• _WHAT IS EXPECTED_:
Write the listing below out again exactly, dropping the images.

• _RAW DATA_:
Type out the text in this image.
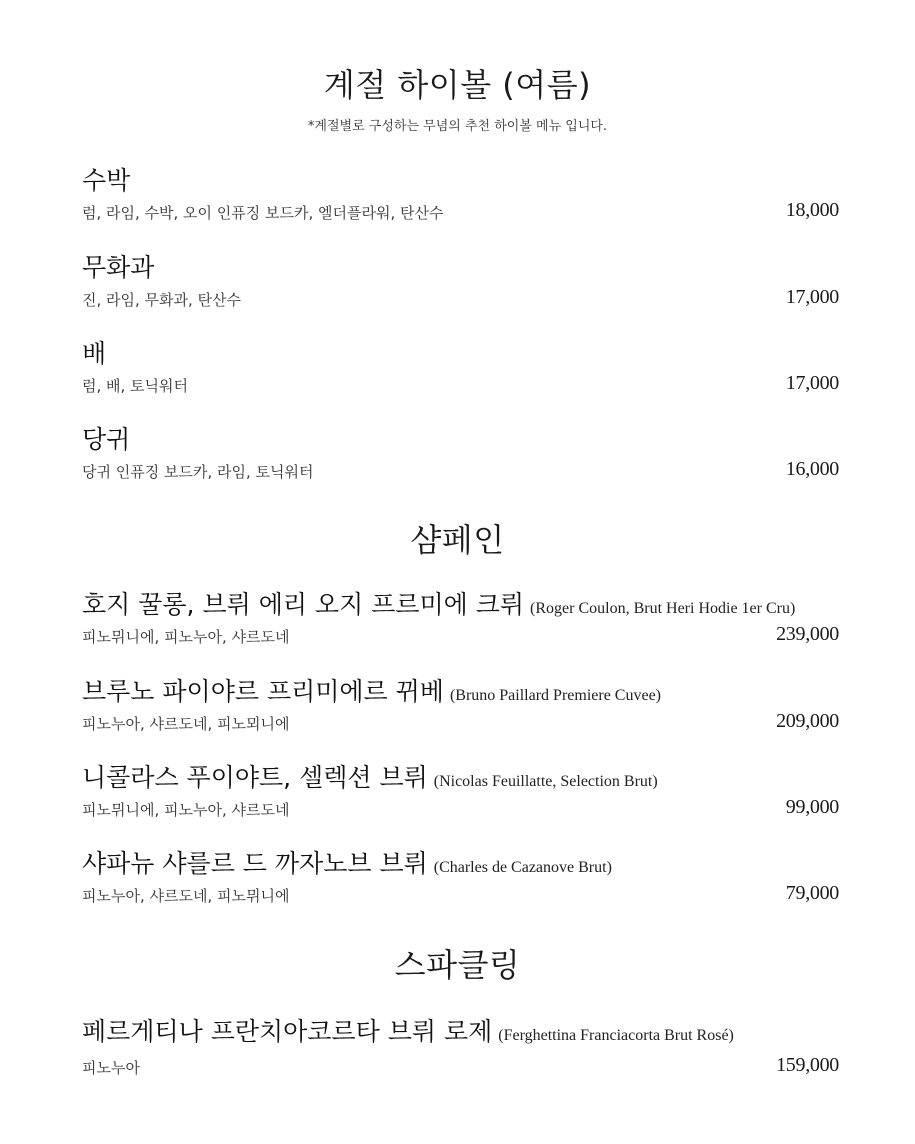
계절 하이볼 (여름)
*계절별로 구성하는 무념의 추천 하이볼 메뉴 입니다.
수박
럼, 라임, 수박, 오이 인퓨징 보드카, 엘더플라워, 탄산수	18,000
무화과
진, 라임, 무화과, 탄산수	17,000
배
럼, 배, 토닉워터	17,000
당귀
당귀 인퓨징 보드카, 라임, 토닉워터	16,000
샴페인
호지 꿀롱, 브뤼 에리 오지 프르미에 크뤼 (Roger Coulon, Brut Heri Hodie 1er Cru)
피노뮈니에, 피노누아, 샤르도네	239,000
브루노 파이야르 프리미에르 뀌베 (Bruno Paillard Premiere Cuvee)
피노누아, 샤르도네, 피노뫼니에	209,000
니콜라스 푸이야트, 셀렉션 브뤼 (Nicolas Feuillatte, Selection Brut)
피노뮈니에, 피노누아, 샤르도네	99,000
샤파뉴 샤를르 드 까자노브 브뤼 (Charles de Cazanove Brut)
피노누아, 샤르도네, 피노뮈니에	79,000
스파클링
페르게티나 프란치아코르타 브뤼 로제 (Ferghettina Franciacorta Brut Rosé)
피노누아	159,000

• _SOLVED EXERCISE_:
Type out the text in this image.
계절 하이볼 (여름)
*계절별로 구성하는 무념의 추천 하이볼 메뉴 입니다.
수박
럼, 라임, 수박, 오이 인퓨징 보드카, 엘더플라워, 탄산수	18,000
무화과
진, 라임, 무화과, 탄산수	17,000
배
럼, 배, 토닉워터	17,000
당귀
당귀 인퓨징 보드카, 라임, 토닉워터	16,000
샴페인
호지 꿀롱, 브뤼 에리 오지 프르미에 크뤼 (Roger Coulon, Brut Heri Hodie 1er Cru)
피노뮈니에, 피노누아, 샤르도네	239,000
브루노 파이야르 프리미에르 뀌베 (Bruno Paillard Premiere Cuvee)
피노누아, 샤르도네, 피노뫼니에	209,000
니콜라스 푸이야트, 셀렉션 브뤼 (Nicolas Feuillatte, Selection Brut)
피노뮈니에, 피노누아, 샤르도네	99,000
샤파뉴 샤를르 드 까자노브 브뤼 (Charles de Cazanove Brut)
피노누아, 샤르도네, 피노뮈니에	79,000
스파클링
페르게티나 프란치아코르타 브뤼 로제 (Ferghettina Franciacorta Brut Rosé)
피노누아	159,000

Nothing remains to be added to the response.